# [Recorded information]
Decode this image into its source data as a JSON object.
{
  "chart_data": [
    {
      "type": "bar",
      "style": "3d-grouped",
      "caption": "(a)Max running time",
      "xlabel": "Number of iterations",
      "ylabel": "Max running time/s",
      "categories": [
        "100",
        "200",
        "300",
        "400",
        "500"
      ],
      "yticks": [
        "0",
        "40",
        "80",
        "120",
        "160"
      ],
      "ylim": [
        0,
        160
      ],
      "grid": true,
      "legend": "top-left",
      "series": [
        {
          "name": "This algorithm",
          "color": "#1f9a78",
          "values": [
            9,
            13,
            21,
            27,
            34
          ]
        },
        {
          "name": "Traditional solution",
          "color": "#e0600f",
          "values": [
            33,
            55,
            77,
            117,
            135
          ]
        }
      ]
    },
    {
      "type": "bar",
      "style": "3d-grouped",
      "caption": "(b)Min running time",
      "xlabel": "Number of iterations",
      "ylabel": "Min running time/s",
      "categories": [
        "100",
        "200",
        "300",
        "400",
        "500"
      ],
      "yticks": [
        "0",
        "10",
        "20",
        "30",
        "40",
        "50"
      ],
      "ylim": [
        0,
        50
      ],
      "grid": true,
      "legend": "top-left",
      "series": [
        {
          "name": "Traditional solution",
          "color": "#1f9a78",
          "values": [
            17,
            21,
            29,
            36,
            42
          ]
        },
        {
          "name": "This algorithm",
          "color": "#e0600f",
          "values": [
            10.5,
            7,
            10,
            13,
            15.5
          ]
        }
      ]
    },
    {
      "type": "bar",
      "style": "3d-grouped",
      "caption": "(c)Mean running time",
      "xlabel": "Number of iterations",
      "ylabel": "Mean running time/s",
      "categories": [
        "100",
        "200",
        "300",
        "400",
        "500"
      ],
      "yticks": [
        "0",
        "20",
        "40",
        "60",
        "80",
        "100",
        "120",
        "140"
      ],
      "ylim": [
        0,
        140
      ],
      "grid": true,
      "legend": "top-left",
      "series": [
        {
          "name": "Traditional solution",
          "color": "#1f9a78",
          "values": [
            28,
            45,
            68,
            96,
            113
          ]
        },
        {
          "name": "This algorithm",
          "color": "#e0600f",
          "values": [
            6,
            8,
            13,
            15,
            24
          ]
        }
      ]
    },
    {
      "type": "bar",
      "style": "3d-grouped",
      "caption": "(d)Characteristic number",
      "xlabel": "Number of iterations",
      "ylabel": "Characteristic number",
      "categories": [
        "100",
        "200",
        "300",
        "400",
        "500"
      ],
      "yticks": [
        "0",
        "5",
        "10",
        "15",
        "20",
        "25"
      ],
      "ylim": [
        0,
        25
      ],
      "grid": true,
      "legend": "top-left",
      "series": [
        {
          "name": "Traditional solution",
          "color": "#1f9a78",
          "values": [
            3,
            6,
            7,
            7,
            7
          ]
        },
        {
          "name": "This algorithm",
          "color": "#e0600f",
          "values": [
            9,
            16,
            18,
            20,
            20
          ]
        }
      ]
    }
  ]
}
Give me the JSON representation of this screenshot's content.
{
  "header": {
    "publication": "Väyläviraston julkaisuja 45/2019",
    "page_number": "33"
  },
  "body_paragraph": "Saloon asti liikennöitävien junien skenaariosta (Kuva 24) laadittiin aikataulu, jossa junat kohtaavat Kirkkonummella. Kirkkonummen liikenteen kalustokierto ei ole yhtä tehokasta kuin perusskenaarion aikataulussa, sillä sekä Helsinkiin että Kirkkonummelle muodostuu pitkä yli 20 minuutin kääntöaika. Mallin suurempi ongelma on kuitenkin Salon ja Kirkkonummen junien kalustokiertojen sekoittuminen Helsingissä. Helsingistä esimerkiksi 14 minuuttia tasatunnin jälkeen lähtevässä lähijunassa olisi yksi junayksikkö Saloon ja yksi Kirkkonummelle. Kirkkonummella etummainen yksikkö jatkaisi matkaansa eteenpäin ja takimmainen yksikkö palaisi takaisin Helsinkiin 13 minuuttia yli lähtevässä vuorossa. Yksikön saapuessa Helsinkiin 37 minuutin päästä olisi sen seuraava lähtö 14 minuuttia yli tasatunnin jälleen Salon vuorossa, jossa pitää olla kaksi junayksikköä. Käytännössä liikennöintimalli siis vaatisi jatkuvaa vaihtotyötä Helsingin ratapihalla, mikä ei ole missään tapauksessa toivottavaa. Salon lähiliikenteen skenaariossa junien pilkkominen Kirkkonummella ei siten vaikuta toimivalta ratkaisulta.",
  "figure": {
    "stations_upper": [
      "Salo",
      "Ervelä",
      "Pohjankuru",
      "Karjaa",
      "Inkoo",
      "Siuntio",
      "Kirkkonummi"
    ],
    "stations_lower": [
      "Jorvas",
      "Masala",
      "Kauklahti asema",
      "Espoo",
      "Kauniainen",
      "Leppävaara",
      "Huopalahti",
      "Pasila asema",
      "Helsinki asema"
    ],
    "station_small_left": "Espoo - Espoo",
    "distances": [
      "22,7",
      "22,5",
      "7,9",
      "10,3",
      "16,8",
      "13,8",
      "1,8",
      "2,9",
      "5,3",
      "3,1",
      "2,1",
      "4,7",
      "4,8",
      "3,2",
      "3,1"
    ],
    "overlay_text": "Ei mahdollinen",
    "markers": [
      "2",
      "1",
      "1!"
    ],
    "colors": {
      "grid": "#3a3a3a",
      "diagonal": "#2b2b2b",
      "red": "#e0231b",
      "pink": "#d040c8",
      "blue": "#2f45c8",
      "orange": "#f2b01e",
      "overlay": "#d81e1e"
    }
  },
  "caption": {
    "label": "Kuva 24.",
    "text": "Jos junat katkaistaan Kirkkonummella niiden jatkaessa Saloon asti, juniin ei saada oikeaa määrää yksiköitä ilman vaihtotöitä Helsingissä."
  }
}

# [The problem]
Using the listing above, reproduce each line without omission.

# [Full output]
Decode this image into its source data as a JSON object.
{
  "chart_data": [
    {
      "type": "bar",
      "style": "3d-grouped",
      "caption": "(a)Max running time",
      "xlabel": "Number of iterations",
      "ylabel": "Max running time/s",
      "categories": [
        "100",
        "200",
        "300",
        "400",
        "500"
      ],
      "yticks": [
        "0",
        "40",
        "80",
        "120",
        "160"
      ],
      "ylim": [
        0,
        160
      ],
      "grid": true,
      "legend": "top-left",
      "series": [
        {
          "name": "This algorithm",
          "color": "#1f9a78",
          "values": [
            9,
            13,
            21,
            27,
            34
          ]
        },
        {
          "name": "Traditional solution",
          "color": "#e0600f",
          "values": [
            33,
            55,
            77,
            117,
            135
          ]
        }
      ]
    },
    {
      "type": "bar",
      "style": "3d-grouped",
      "caption": "(b)Min running time",
      "xlabel": "Number of iterations",
      "ylabel": "Min running time/s",
      "categories": [
        "100",
        "200",
        "300",
        "400",
        "500"
      ],
      "yticks": [
        "0",
        "10",
        "20",
        "30",
        "40",
        "50"
      ],
      "ylim": [
        0,
        50
      ],
      "grid": true,
      "legend": "top-left",
      "series": [
        {
          "name": "Traditional solution",
          "color": "#1f9a78",
          "values": [
            17,
            21,
            29,
            36,
            42
          ]
        },
        {
          "name": "This algorithm",
          "color": "#e0600f",
          "values": [
            10.5,
            7,
            10,
            13,
            15.5
          ]
        }
      ]
    },
    {
      "type": "bar",
      "style": "3d-grouped",
      "caption": "(c)Mean running time",
      "xlabel": "Number of iterations",
      "ylabel": "Mean running time/s",
      "categories": [
        "100",
        "200",
        "300",
        "400",
        "500"
      ],
      "yticks": [
        "0",
        "20",
        "40",
        "60",
        "80",
        "100",
        "120",
        "140"
      ],
      "ylim": [
        0,
        140
      ],
      "grid": true,
      "legend": "top-left",
      "series": [
        {
          "name": "Traditional solution",
          "color": "#1f9a78",
          "values": [
            28,
            45,
            68,
            96,
            113
          ]
        },
        {
          "name": "This algorithm",
          "color": "#e0600f",
          "values": [
            6,
            8,
            13,
            15,
            24
          ]
        }
      ]
    },
    {
      "type": "bar",
      "style": "3d-grouped",
      "caption": "(d)Characteristic number",
      "xlabel": "Number of iterations",
      "ylabel": "Characteristic number",
      "categories": [
        "100",
        "200",
        "300",
        "400",
        "500"
      ],
      "yticks": [
        "0",
        "5",
        "10",
        "15",
        "20",
        "25"
      ],
      "ylim": [
        0,
        25
      ],
      "grid": true,
      "legend": "top-left",
      "series": [
        {
          "name": "Traditional solution",
          "color": "#1f9a78",
          "values": [
            3,
            6,
            7,
            7,
            7
          ]
        },
        {
          "name": "This algorithm",
          "color": "#e0600f",
          "values": [
            9,
            16,
            18,
            20,
            20
          ]
        }
      ]
    }
  ]
}
Give me the JSON representation of this screenshot's content.
{
  "header": {
    "publication": "Väyläviraston julkaisuja 45/2019",
    "page_number": "33"
  },
  "body_paragraph": "Saloon asti liikennöitävien junien skenaariosta (Kuva 24) laadittiin aikataulu, jossa junat kohtaavat Kirkkonummella. Kirkkonummen liikenteen kalustokierto ei ole yhtä tehokasta kuin perusskenaarion aikataulussa, sillä sekä Helsinkiin että Kirkkonummelle muodostuu pitkä yli 20 minuutin kääntöaika. Mallin suurempi ongelma on kuitenkin Salon ja Kirkkonummen junien kalustokiertojen sekoittuminen Helsingissä. Helsingistä esimerkiksi 14 minuuttia tasatunnin jälkeen lähtevässä lähijunassa olisi yksi junayksikkö Saloon ja yksi Kirkkonummelle. Kirkkonummella etummainen yksikkö jatkaisi matkaansa eteenpäin ja takimmainen yksikkö palaisi takaisin Helsinkiin 13 minuuttia yli lähtevässä vuorossa. Yksikön saapuessa Helsinkiin 37 minuutin päästä olisi sen seuraava lähtö 14 minuuttia yli tasatunnin jälleen Salon vuorossa, jossa pitää olla kaksi junayksikköä. Käytännössä liikennöintimalli siis vaatisi jatkuvaa vaihtotyötä Helsingin ratapihalla, mikä ei ole missään tapauksessa toivottavaa. Salon lähiliikenteen skenaariossa junien pilkkominen Kirkkonummella ei siten vaikuta toimivalta ratkaisulta.",
  "figure": {
    "stations_upper": [
      "Salo",
      "Ervelä",
      "Pohjankuru",
      "Karjaa",
      "Inkoo",
      "Siuntio",
      "Kirkkonummi"
    ],
    "stations_lower": [
      "Jorvas",
      "Masala",
      "Kauklahti asema",
      "Espoo",
      "Kauniainen",
      "Leppävaara",
      "Huopalahti",
      "Pasila asema",
      "Helsinki asema"
    ],
    "station_small_left": "Espoo - Espoo",
    "distances": [
      "22,7",
      "22,5",
      "7,9",
      "10,3",
      "16,8",
      "13,8",
      "1,8",
      "2,9",
      "5,3",
      "3,1",
      "2,1",
      "4,7",
      "4,8",
      "3,2",
      "3,1"
    ],
    "overlay_text": "Ei mahdollinen",
    "markers": [
      "2",
      "1",
      "1!"
    ],
    "colors": {
      "grid": "#3a3a3a",
      "diagonal": "#2b2b2b",
      "red": "#e0231b",
      "pink": "#d040c8",
      "blue": "#2f45c8",
      "orange": "#f2b01e",
      "overlay": "#d81e1e"
    }
  },
  "caption": {
    "label": "Kuva 24.",
    "text": "Jos junat katkaistaan Kirkkonummella niiden jatkaessa Saloon asti, juniin ei saada oikeaa määrää yksiköitä ilman vaihtotöitä Helsingissä."
  }
}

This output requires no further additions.